→ TASK INSTRUCTIONS: Do not include the pictures; repeat the rest of the data exactly.

→ PROVIDED DATA:
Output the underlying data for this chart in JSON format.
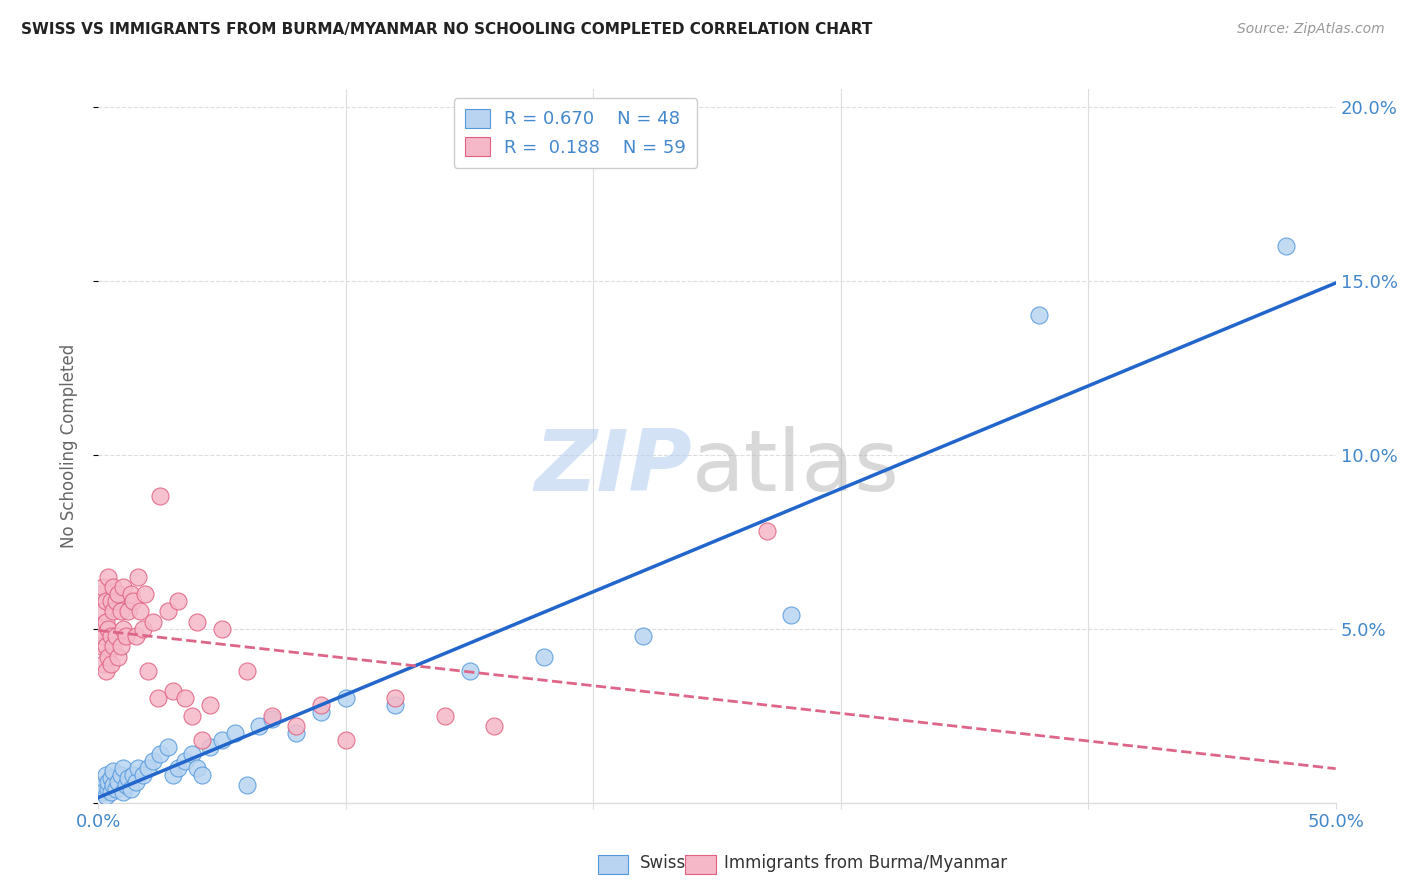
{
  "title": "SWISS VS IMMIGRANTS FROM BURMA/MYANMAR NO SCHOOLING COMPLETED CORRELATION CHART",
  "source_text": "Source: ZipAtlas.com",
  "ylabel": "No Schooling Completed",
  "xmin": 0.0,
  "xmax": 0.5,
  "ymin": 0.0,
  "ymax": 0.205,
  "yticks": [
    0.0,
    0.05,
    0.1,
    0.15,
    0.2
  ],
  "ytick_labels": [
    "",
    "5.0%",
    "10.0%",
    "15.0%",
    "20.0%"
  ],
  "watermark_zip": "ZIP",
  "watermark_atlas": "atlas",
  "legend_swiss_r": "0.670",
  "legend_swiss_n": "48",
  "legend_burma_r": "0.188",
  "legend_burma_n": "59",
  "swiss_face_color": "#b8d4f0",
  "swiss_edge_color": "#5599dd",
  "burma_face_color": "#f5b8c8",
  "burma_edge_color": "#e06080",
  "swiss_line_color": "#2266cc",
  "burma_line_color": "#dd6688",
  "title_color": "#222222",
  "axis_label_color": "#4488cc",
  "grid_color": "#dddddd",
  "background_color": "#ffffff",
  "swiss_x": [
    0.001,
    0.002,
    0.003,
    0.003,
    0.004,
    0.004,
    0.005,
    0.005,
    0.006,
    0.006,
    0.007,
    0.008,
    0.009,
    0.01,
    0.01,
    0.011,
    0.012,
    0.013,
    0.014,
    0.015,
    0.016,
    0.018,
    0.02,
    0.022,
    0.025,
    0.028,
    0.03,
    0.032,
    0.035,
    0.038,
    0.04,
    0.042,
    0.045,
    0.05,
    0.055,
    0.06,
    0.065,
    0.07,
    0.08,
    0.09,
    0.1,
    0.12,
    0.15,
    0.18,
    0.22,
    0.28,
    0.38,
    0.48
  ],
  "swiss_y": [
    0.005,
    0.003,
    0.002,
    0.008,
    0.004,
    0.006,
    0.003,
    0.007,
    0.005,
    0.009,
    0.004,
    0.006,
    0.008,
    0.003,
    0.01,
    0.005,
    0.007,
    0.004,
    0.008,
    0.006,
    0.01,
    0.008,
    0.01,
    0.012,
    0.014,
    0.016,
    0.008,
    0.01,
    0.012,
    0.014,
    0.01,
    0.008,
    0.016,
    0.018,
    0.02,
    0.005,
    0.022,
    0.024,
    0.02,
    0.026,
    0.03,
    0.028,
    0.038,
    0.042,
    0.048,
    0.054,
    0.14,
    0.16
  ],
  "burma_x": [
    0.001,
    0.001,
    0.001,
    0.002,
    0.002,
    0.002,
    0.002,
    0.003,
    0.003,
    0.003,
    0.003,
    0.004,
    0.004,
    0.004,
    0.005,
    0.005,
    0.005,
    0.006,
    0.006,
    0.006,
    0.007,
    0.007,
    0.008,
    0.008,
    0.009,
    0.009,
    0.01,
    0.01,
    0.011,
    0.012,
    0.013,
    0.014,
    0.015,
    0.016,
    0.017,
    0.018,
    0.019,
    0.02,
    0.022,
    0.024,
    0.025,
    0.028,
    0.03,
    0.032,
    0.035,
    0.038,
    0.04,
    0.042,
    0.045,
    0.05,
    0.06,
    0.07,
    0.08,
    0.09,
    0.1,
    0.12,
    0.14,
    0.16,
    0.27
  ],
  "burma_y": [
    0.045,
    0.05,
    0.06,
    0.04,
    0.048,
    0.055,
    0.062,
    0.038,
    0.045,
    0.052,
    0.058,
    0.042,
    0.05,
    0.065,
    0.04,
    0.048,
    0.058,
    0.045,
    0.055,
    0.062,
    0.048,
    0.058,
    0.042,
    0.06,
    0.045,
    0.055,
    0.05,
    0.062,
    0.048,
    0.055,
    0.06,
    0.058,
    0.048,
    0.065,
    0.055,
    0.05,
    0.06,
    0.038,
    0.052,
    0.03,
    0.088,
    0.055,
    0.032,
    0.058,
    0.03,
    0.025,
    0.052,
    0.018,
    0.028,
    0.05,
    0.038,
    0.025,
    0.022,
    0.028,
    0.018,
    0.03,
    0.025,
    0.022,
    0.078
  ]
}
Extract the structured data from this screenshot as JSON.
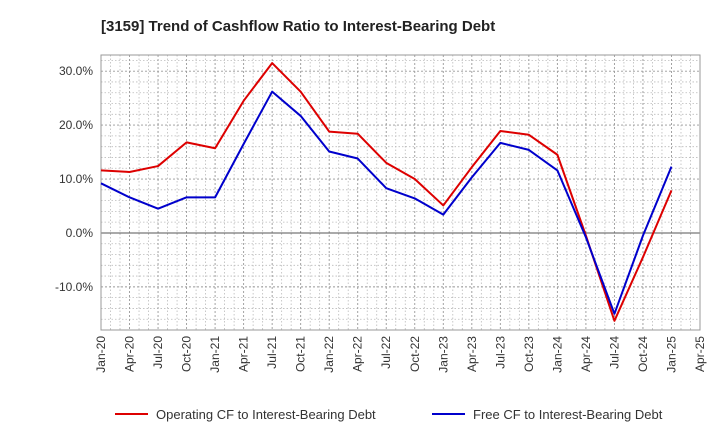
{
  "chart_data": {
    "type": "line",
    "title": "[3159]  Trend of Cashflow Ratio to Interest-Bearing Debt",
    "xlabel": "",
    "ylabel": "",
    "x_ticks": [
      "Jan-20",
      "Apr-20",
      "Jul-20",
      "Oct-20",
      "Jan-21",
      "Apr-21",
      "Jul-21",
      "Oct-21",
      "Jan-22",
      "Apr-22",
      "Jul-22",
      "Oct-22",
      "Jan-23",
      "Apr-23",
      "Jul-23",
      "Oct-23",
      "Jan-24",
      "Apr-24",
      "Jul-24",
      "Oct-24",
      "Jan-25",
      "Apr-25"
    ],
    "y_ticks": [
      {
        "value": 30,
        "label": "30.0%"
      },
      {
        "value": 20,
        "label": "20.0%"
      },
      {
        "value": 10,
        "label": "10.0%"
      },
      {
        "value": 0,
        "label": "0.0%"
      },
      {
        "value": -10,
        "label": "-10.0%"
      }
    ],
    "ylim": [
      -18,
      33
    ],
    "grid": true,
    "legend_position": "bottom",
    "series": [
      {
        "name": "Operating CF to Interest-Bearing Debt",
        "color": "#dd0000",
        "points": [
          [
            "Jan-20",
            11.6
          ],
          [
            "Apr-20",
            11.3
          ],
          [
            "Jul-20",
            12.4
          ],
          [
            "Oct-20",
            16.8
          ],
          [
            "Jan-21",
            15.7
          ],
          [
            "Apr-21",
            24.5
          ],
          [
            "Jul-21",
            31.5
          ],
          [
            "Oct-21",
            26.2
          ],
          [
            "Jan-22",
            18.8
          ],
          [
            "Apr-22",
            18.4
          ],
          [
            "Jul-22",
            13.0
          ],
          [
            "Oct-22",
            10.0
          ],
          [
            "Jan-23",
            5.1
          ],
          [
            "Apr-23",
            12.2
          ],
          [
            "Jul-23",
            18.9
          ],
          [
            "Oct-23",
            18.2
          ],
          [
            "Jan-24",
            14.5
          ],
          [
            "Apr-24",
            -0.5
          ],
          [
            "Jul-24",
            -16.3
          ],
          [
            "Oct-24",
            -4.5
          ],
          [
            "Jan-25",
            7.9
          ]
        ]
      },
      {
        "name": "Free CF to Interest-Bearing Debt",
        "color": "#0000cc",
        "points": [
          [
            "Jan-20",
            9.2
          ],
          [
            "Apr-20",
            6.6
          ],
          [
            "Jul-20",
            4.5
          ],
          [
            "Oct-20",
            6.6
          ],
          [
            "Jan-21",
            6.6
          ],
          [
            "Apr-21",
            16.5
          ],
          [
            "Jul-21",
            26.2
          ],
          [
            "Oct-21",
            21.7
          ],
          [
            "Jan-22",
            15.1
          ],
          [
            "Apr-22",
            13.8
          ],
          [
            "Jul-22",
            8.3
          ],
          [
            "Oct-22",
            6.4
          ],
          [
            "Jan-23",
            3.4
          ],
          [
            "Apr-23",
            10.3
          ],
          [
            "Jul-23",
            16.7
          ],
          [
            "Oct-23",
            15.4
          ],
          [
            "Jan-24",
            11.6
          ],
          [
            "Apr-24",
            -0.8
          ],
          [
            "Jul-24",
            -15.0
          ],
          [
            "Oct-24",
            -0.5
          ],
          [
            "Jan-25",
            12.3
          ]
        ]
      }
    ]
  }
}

→ TASK ANSWER:
Output the underlying data for this chart in JSON format.
{
  "title": "SWISS VS IMMIGRANTS FROM BURMA/MYANMAR NO SCHOOLING COMPLETED CORRELATION CHART",
  "source_text": "Source: ZipAtlas.com",
  "ylabel": "No Schooling Completed",
  "xmin": 0.0,
  "xmax": 0.5,
  "ymin": 0.0,
  "ymax": 0.205,
  "yticks": [
    0.0,
    0.05,
    0.1,
    0.15,
    0.2
  ],
  "ytick_labels": [
    "",
    "5.0%",
    "10.0%",
    "15.0%",
    "20.0%"
  ],
  "watermark_zip": "ZIP",
  "watermark_atlas": "atlas",
  "legend_swiss_r": "0.670",
  "legend_swiss_n": "48",
  "legend_burma_r": "0.188",
  "legend_burma_n": "59",
  "swiss_face_color": "#b8d4f0",
  "swiss_edge_color": "#5599dd",
  "burma_face_color": "#f5b8c8",
  "burma_edge_color": "#e06080",
  "swiss_line_color": "#2266cc",
  "burma_line_color": "#dd6688",
  "title_color": "#222222",
  "axis_label_color": "#4488cc",
  "grid_color": "#dddddd",
  "background_color": "#ffffff",
  "swiss_x": [
    0.001,
    0.002,
    0.003,
    0.003,
    0.004,
    0.004,
    0.005,
    0.005,
    0.006,
    0.006,
    0.007,
    0.008,
    0.009,
    0.01,
    0.01,
    0.011,
    0.012,
    0.013,
    0.014,
    0.015,
    0.016,
    0.018,
    0.02,
    0.022,
    0.025,
    0.028,
    0.03,
    0.032,
    0.035,
    0.038,
    0.04,
    0.042,
    0.045,
    0.05,
    0.055,
    0.06,
    0.065,
    0.07,
    0.08,
    0.09,
    0.1,
    0.12,
    0.15,
    0.18,
    0.22,
    0.28,
    0.38,
    0.48
  ],
  "swiss_y": [
    0.005,
    0.003,
    0.002,
    0.008,
    0.004,
    0.006,
    0.003,
    0.007,
    0.005,
    0.009,
    0.004,
    0.006,
    0.008,
    0.003,
    0.01,
    0.005,
    0.007,
    0.004,
    0.008,
    0.006,
    0.01,
    0.008,
    0.01,
    0.012,
    0.014,
    0.016,
    0.008,
    0.01,
    0.012,
    0.014,
    0.01,
    0.008,
    0.016,
    0.018,
    0.02,
    0.005,
    0.022,
    0.024,
    0.02,
    0.026,
    0.03,
    0.028,
    0.038,
    0.042,
    0.048,
    0.054,
    0.14,
    0.16
  ],
  "burma_x": [
    0.001,
    0.001,
    0.001,
    0.002,
    0.002,
    0.002,
    0.002,
    0.003,
    0.003,
    0.003,
    0.003,
    0.004,
    0.004,
    0.004,
    0.005,
    0.005,
    0.005,
    0.006,
    0.006,
    0.006,
    0.007,
    0.007,
    0.008,
    0.008,
    0.009,
    0.009,
    0.01,
    0.01,
    0.011,
    0.012,
    0.013,
    0.014,
    0.015,
    0.016,
    0.017,
    0.018,
    0.019,
    0.02,
    0.022,
    0.024,
    0.025,
    0.028,
    0.03,
    0.032,
    0.035,
    0.038,
    0.04,
    0.042,
    0.045,
    0.05,
    0.06,
    0.07,
    0.08,
    0.09,
    0.1,
    0.12,
    0.14,
    0.16,
    0.27
  ],
  "burma_y": [
    0.045,
    0.05,
    0.06,
    0.04,
    0.048,
    0.055,
    0.062,
    0.038,
    0.045,
    0.052,
    0.058,
    0.042,
    0.05,
    0.065,
    0.04,
    0.048,
    0.058,
    0.045,
    0.055,
    0.062,
    0.048,
    0.058,
    0.042,
    0.06,
    0.045,
    0.055,
    0.05,
    0.062,
    0.048,
    0.055,
    0.06,
    0.058,
    0.048,
    0.065,
    0.055,
    0.05,
    0.06,
    0.038,
    0.052,
    0.03,
    0.088,
    0.055,
    0.032,
    0.058,
    0.03,
    0.025,
    0.052,
    0.018,
    0.028,
    0.05,
    0.038,
    0.025,
    0.022,
    0.028,
    0.018,
    0.03,
    0.025,
    0.022,
    0.078
  ]
}
Extract the structured data from this screenshot as JSON.
{
  "chart_data": {
    "type": "line",
    "title": "[3159]  Trend of Cashflow Ratio to Interest-Bearing Debt",
    "xlabel": "",
    "ylabel": "",
    "x_ticks": [
      "Jan-20",
      "Apr-20",
      "Jul-20",
      "Oct-20",
      "Jan-21",
      "Apr-21",
      "Jul-21",
      "Oct-21",
      "Jan-22",
      "Apr-22",
      "Jul-22",
      "Oct-22",
      "Jan-23",
      "Apr-23",
      "Jul-23",
      "Oct-23",
      "Jan-24",
      "Apr-24",
      "Jul-24",
      "Oct-24",
      "Jan-25",
      "Apr-25"
    ],
    "y_ticks": [
      {
        "value": 30,
        "label": "30.0%"
      },
      {
        "value": 20,
        "label": "20.0%"
      },
      {
        "value": 10,
        "label": "10.0%"
      },
      {
        "value": 0,
        "label": "0.0%"
      },
      {
        "value": -10,
        "label": "-10.0%"
      }
    ],
    "ylim": [
      -18,
      33
    ],
    "grid": true,
    "legend_position": "bottom",
    "series": [
      {
        "name": "Operating CF to Interest-Bearing Debt",
        "color": "#dd0000",
        "points": [
          [
            "Jan-20",
            11.6
          ],
          [
            "Apr-20",
            11.3
          ],
          [
            "Jul-20",
            12.4
          ],
          [
            "Oct-20",
            16.8
          ],
          [
            "Jan-21",
            15.7
          ],
          [
            "Apr-21",
            24.5
          ],
          [
            "Jul-21",
            31.5
          ],
          [
            "Oct-21",
            26.2
          ],
          [
            "Jan-22",
            18.8
          ],
          [
            "Apr-22",
            18.4
          ],
          [
            "Jul-22",
            13.0
          ],
          [
            "Oct-22",
            10.0
          ],
          [
            "Jan-23",
            5.1
          ],
          [
            "Apr-23",
            12.2
          ],
          [
            "Jul-23",
            18.9
          ],
          [
            "Oct-23",
            18.2
          ],
          [
            "Jan-24",
            14.5
          ],
          [
            "Apr-24",
            -0.5
          ],
          [
            "Jul-24",
            -16.3
          ],
          [
            "Oct-24",
            -4.5
          ],
          [
            "Jan-25",
            7.9
          ]
        ]
      },
      {
        "name": "Free CF to Interest-Bearing Debt",
        "color": "#0000cc",
        "points": [
          [
            "Jan-20",
            9.2
          ],
          [
            "Apr-20",
            6.6
          ],
          [
            "Jul-20",
            4.5
          ],
          [
            "Oct-20",
            6.6
          ],
          [
            "Jan-21",
            6.6
          ],
          [
            "Apr-21",
            16.5
          ],
          [
            "Jul-21",
            26.2
          ],
          [
            "Oct-21",
            21.7
          ],
          [
            "Jan-22",
            15.1
          ],
          [
            "Apr-22",
            13.8
          ],
          [
            "Jul-22",
            8.3
          ],
          [
            "Oct-22",
            6.4
          ],
          [
            "Jan-23",
            3.4
          ],
          [
            "Apr-23",
            10.3
          ],
          [
            "Jul-23",
            16.7
          ],
          [
            "Oct-23",
            15.4
          ],
          [
            "Jan-24",
            11.6
          ],
          [
            "Apr-24",
            -0.8
          ],
          [
            "Jul-24",
            -15.0
          ],
          [
            "Oct-24",
            -0.5
          ],
          [
            "Jan-25",
            12.3
          ]
        ]
      }
    ]
  }
}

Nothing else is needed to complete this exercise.